Input records:
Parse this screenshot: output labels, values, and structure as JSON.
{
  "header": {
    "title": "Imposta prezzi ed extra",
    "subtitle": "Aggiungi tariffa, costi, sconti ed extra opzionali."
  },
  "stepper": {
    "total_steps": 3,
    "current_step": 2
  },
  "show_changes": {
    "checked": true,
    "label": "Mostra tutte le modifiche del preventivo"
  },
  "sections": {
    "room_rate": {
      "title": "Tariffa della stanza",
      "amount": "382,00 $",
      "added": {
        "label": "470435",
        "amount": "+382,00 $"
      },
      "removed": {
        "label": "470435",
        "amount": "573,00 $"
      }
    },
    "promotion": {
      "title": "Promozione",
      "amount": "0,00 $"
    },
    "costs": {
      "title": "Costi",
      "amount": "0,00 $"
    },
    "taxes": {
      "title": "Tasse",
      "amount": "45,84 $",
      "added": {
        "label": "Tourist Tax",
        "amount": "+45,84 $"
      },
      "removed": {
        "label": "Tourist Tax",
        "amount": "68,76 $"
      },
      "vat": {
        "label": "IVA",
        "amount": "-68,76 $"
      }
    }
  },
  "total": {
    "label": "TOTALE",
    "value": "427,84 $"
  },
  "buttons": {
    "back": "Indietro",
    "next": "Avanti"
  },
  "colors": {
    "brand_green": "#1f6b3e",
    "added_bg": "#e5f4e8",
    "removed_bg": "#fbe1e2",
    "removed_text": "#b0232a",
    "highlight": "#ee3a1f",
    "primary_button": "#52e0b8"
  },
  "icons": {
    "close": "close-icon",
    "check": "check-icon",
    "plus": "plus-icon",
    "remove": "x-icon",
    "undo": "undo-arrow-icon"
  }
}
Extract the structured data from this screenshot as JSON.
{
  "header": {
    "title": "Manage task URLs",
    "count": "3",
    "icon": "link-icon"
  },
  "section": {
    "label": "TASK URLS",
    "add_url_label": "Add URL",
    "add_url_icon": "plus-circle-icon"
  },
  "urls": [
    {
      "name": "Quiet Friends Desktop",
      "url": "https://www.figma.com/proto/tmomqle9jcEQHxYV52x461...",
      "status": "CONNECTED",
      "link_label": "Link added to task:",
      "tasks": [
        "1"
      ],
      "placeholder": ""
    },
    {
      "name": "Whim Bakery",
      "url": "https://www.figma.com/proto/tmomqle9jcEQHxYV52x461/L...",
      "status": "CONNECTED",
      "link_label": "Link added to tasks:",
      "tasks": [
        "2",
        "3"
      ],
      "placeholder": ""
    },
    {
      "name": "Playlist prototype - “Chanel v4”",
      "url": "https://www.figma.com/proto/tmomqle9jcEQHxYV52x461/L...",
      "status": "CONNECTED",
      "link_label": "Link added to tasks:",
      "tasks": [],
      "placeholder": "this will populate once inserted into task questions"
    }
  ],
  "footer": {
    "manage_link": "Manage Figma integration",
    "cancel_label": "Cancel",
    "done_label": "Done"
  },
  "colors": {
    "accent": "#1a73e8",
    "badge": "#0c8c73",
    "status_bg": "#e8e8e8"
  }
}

What you have to do: Copy, character for character, the lines from the line that holds "Extract the structured" through the final line of the records above.

Exercise answer:
Extract the structured data from this screenshot as JSON.
{
  "header": {
    "title": "Manage task URLs",
    "count": "3",
    "icon": "link-icon"
  },
  "section": {
    "label": "TASK URLS",
    "add_url_label": "Add URL",
    "add_url_icon": "plus-circle-icon"
  },
  "urls": [
    {
      "name": "Quiet Friends Desktop",
      "url": "https://www.figma.com/proto/tmomqle9jcEQHxYV52x461...",
      "status": "CONNECTED",
      "link_label": "Link added to task:",
      "tasks": [
        "1"
      ],
      "placeholder": ""
    },
    {
      "name": "Whim Bakery",
      "url": "https://www.figma.com/proto/tmomqle9jcEQHxYV52x461/L...",
      "status": "CONNECTED",
      "link_label": "Link added to tasks:",
      "tasks": [
        "2",
        "3"
      ],
      "placeholder": ""
    },
    {
      "name": "Playlist prototype - “Chanel v4”",
      "url": "https://www.figma.com/proto/tmomqle9jcEQHxYV52x461/L...",
      "status": "CONNECTED",
      "link_label": "Link added to tasks:",
      "tasks": [],
      "placeholder": "this will populate once inserted into task questions"
    }
  ],
  "footer": {
    "manage_link": "Manage Figma integration",
    "cancel_label": "Cancel",
    "done_label": "Done"
  },
  "colors": {
    "accent": "#1a73e8",
    "badge": "#0c8c73",
    "status_bg": "#e8e8e8"
  }
}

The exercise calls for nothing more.